_Challenge_.
Go through the entries below, tally each line with the string "JSON", and give the final number by itself.

_Records for this exercise_.
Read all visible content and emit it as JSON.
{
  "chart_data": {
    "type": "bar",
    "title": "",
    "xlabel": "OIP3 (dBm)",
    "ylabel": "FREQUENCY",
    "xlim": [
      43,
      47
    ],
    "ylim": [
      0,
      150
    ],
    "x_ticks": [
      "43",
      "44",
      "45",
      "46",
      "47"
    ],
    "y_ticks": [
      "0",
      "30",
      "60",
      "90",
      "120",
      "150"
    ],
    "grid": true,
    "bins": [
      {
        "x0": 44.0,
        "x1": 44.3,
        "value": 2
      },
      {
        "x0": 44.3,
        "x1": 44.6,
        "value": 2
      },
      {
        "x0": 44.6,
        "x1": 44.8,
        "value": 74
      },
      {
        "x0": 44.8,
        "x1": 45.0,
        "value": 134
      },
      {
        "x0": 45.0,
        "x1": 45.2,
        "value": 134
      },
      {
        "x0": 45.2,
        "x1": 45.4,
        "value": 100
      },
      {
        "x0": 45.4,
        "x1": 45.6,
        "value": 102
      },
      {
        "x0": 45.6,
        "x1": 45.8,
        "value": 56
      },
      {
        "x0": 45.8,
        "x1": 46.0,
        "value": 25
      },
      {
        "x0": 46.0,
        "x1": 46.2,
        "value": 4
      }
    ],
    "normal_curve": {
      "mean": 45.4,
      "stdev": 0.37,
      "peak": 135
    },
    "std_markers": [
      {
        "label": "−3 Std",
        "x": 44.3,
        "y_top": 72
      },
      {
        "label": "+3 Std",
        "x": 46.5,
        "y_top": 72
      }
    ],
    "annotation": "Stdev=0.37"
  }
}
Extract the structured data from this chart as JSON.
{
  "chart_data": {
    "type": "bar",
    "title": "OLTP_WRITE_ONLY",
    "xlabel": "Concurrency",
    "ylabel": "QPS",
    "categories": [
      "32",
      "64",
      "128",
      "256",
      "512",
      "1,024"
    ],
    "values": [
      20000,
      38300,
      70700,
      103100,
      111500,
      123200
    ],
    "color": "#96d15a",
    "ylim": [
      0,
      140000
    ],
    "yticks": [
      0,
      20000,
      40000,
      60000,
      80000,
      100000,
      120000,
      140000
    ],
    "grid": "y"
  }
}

_Reply to the task_.
2